* _Metin bölümü_
==*==

HAKKIMDA

GÖKÇEADA, EGE 'de bir yer, Türkiye
Kırkından sonra önceliklerini yeniden belirleyerek, sevgiyi, iyiliği, huzuru ve güzellikleri seçen, mutlu, umutlu, çok seven ve çok sevilen bir boğa kadını... Dünyadaki yerini bilen, yaşananları ve yaşamayı istediklerini unutmamaya ve unutturmamaya kararlı inatçı bir boğa kadını...

GÖKÇEADA

GÖKÇEADA
En güzel dostlukların, denizin ve rüzgarın adası

30 Ekim 2010 Cumartesi

Hurri ile Şerri

An gelir üstümüzde nefret, hırs, öfke, şiddet ve iktidarın yıprattığı, eskimiş, kirlenmiş ve bize hiç yakışmayan bir elbise gibi durur hayat... Bu elbiseden kurtulmak ve kendimize yakışan yeni birşeyler isteriz... Ve bir gün hayatın çirkinliğinden kaçmak, yeniden kendimizi güzel, sevgi ve yaşam dolu hissetmek için birşeylere ihtiyaç duyarız. İçimdekileri yazmak bana yakışan, yeni ve rengarenk bir kıyafet bulmama yardım edecek diye umuyorum...

==*==

* _Veri kümesi kayıtları_

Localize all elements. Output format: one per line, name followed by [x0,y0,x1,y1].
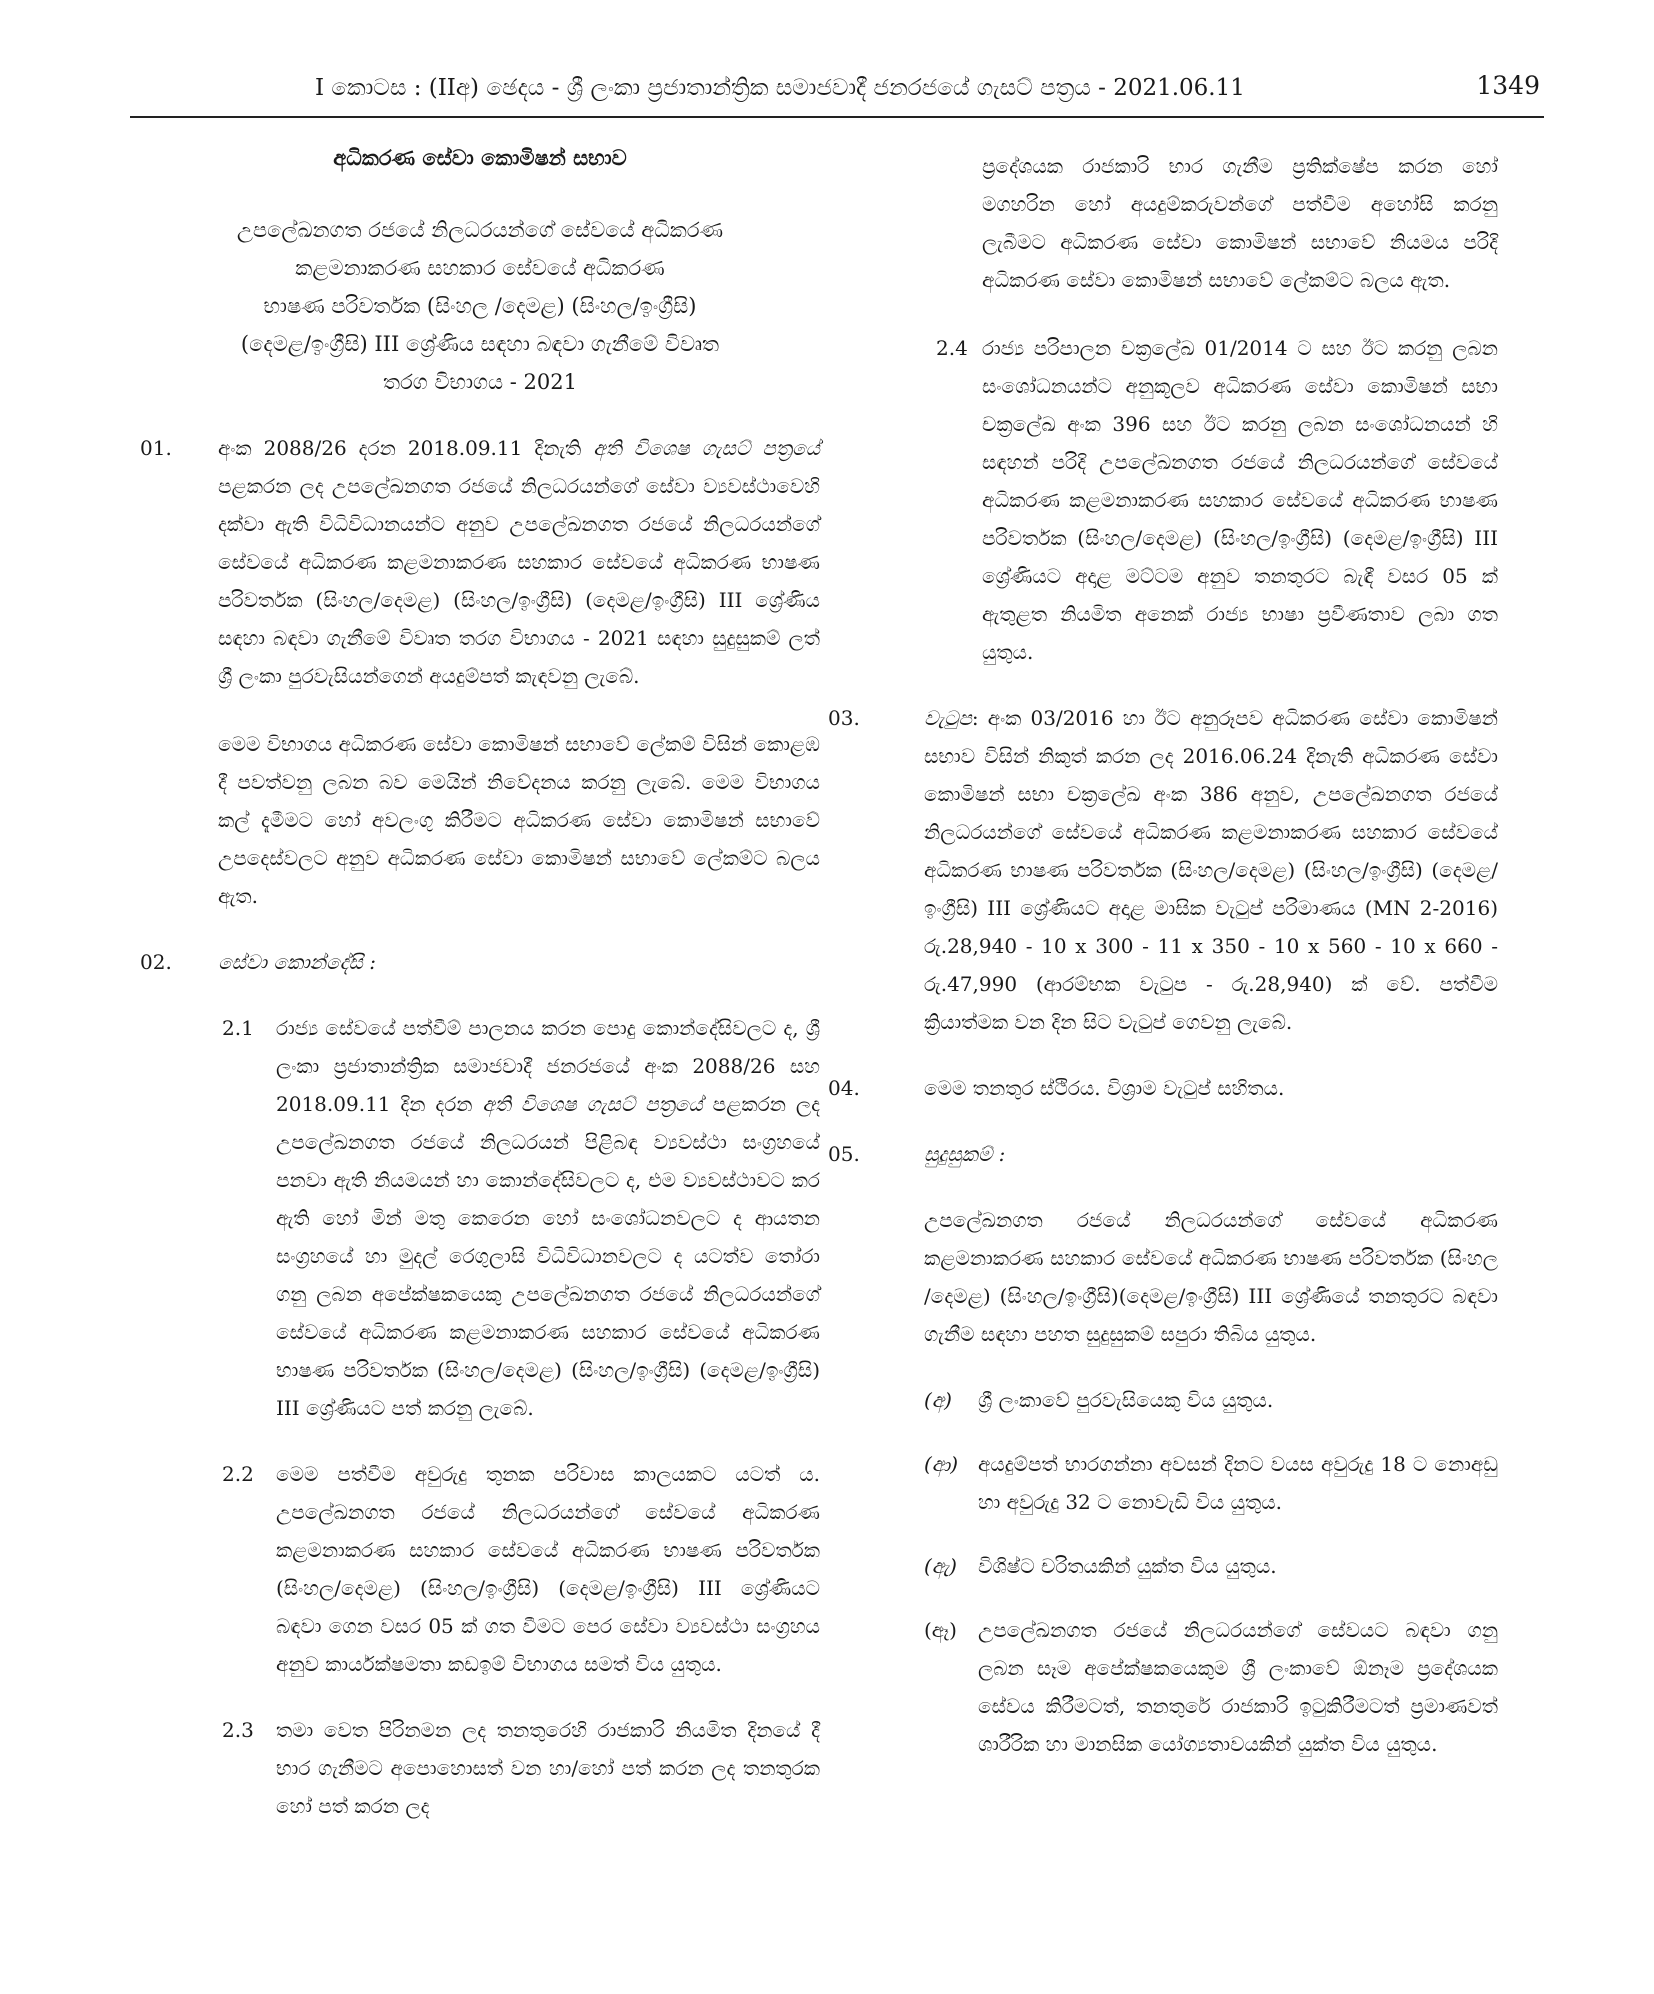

==*==

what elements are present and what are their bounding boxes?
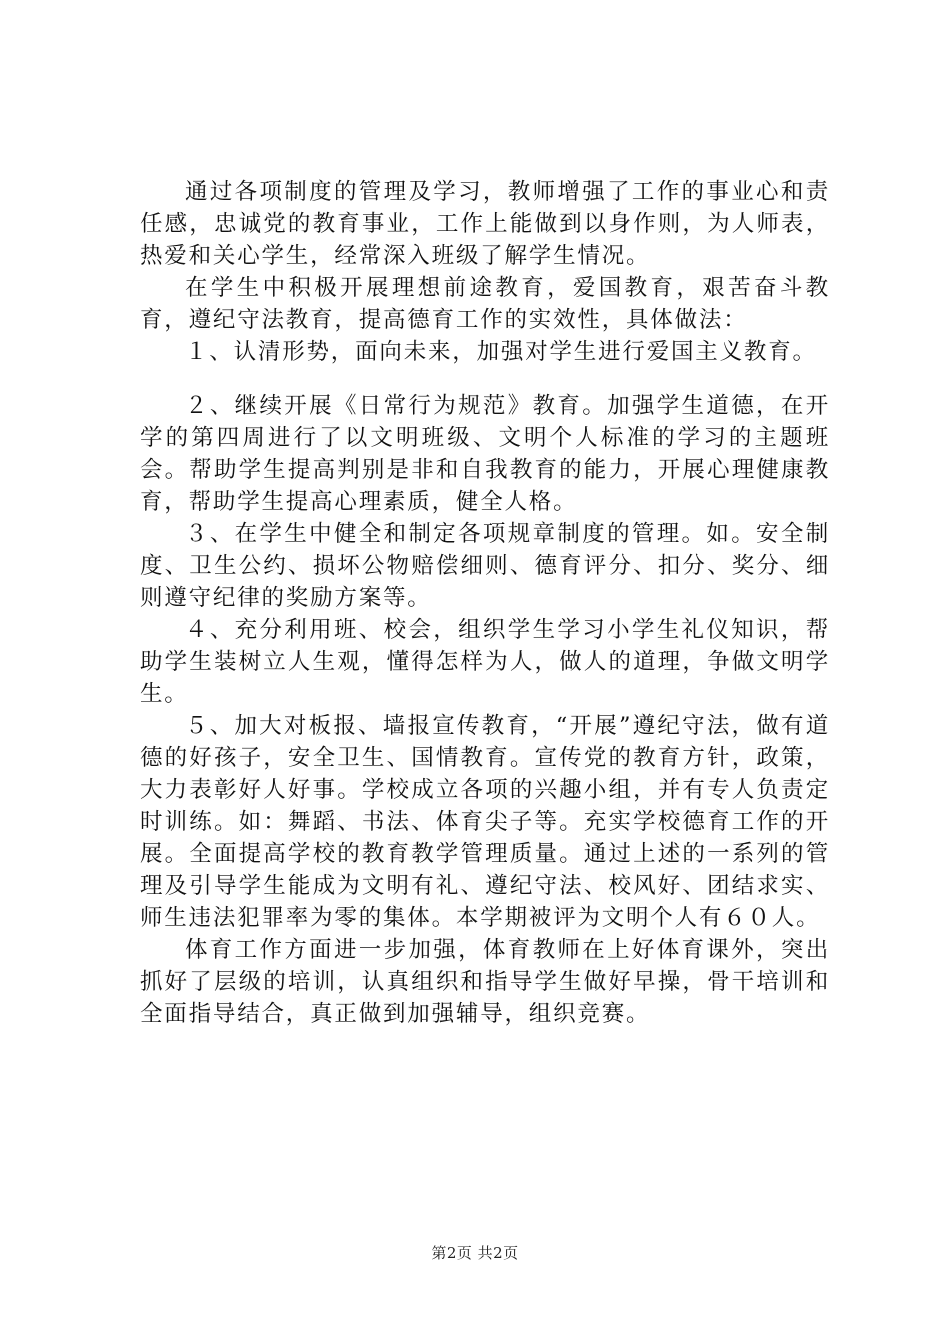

==*==

* _Yapılacak görevler_
1/ Gökçeada yazısında "Hurri ile Şerri" başlığının hemen üzerinde hangi tarih yer alıyor?
2/ Gökçeada yazısını son cümlesinden sonra gelecek biçimde sürdürün.
Listeler bu çalışmada hiçbir rol oynamaz.

* _Alıştırma sonuçları_
1/ 30 Ekim 2010 Cumartesi

2/
Buradan biryerlere varmak için önce korkularıma ve kaygılarıma baktım. Üzüntünün olduğu yerden, kayıplarıma baktım. Kayıp yaşandı, kaygı sonlandı. Önce üzüntü, nefret, öfke ve kırgınlık vardı şimdi sadece üzüntü kaldı elimde. Bu o kadar kötü değil, hatta tekamüle giden yolda iyi bir arkadaş bile olabilir bana...

Aslında gerçek sondan değil, son'un öncesinden ve sonrasından korktum. Korkutucu olan ölüm-gitmek-terketmek değil, ölüm fikri... Giden ve bitenin ardından gelecek "Şimdi ne olacak? Nerede o? Ben neredeyim? sorularına cevap verememek ya da cevaptan memnun olmayacağından korkmak.  "Olacak diye korktuğumuz şeylerin çoğu zaten korktuğumuz için olanlardır." demiş akıllı birisi... Kaybı bilmek, onu düşünmek ve bir anlamda kabul etmek başka ve yüksek hale getirir bizi ve yaşamla ilişkimizi. Kaybına dair bilgimiz olmayan birine ve birşeye bağlanamayız ve sevemeyiz. Kendi hayatımıza da böyle bakamazsak eğer, hep korkuyla ve bize yakışmayan bir elbiseyle tamamlarız bize verilen o güzelim hayatı.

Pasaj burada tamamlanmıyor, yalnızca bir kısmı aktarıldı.